[Figure record extracts]
-=-=-

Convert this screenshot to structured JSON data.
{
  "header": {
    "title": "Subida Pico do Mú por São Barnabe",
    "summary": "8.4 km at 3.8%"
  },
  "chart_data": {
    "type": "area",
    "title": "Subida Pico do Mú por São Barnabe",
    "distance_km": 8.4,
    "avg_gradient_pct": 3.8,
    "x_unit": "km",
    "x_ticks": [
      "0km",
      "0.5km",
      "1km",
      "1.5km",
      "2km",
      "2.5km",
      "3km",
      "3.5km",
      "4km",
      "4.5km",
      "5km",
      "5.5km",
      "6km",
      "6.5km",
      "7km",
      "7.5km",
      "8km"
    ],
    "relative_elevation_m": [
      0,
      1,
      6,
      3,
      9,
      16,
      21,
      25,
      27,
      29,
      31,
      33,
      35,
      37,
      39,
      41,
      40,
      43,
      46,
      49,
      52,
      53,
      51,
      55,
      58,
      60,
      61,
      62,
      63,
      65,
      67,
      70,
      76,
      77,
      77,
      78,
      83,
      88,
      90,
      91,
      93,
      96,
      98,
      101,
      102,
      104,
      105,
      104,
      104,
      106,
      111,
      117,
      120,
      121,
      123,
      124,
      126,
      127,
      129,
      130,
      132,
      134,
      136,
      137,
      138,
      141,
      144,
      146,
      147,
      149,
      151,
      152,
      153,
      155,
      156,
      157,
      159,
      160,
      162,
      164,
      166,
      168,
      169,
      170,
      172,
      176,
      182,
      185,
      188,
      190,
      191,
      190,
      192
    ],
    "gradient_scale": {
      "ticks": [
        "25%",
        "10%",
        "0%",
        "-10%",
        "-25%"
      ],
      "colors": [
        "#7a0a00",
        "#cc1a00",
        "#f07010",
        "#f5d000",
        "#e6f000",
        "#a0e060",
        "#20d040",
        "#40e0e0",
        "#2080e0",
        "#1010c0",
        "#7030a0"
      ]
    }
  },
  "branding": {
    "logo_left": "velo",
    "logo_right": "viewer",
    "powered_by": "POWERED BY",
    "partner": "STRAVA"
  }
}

-=-=-

Given instruction: From the data above, extract every line in its exact form.

Solution to the problem:
Convert this screenshot to structured JSON data.
{
  "header": {
    "title": "Subida Pico do Mú por São Barnabe",
    "summary": "8.4 km at 3.8%"
  },
  "chart_data": {
    "type": "area",
    "title": "Subida Pico do Mú por São Barnabe",
    "distance_km": 8.4,
    "avg_gradient_pct": 3.8,
    "x_unit": "km",
    "x_ticks": [
      "0km",
      "0.5km",
      "1km",
      "1.5km",
      "2km",
      "2.5km",
      "3km",
      "3.5km",
      "4km",
      "4.5km",
      "5km",
      "5.5km",
      "6km",
      "6.5km",
      "7km",
      "7.5km",
      "8km"
    ],
    "relative_elevation_m": [
      0,
      1,
      6,
      3,
      9,
      16,
      21,
      25,
      27,
      29,
      31,
      33,
      35,
      37,
      39,
      41,
      40,
      43,
      46,
      49,
      52,
      53,
      51,
      55,
      58,
      60,
      61,
      62,
      63,
      65,
      67,
      70,
      76,
      77,
      77,
      78,
      83,
      88,
      90,
      91,
      93,
      96,
      98,
      101,
      102,
      104,
      105,
      104,
      104,
      106,
      111,
      117,
      120,
      121,
      123,
      124,
      126,
      127,
      129,
      130,
      132,
      134,
      136,
      137,
      138,
      141,
      144,
      146,
      147,
      149,
      151,
      152,
      153,
      155,
      156,
      157,
      159,
      160,
      162,
      164,
      166,
      168,
      169,
      170,
      172,
      176,
      182,
      185,
      188,
      190,
      191,
      190,
      192
    ],
    "gradient_scale": {
      "ticks": [
        "25%",
        "10%",
        "0%",
        "-10%",
        "-25%"
      ],
      "colors": [
        "#7a0a00",
        "#cc1a00",
        "#f07010",
        "#f5d000",
        "#e6f000",
        "#a0e060",
        "#20d040",
        "#40e0e0",
        "#2080e0",
        "#1010c0",
        "#7030a0"
      ]
    }
  },
  "branding": {
    "logo_left": "velo",
    "logo_right": "viewer",
    "powered_by": "POWERED BY",
    "partner": "STRAVA"
  }
}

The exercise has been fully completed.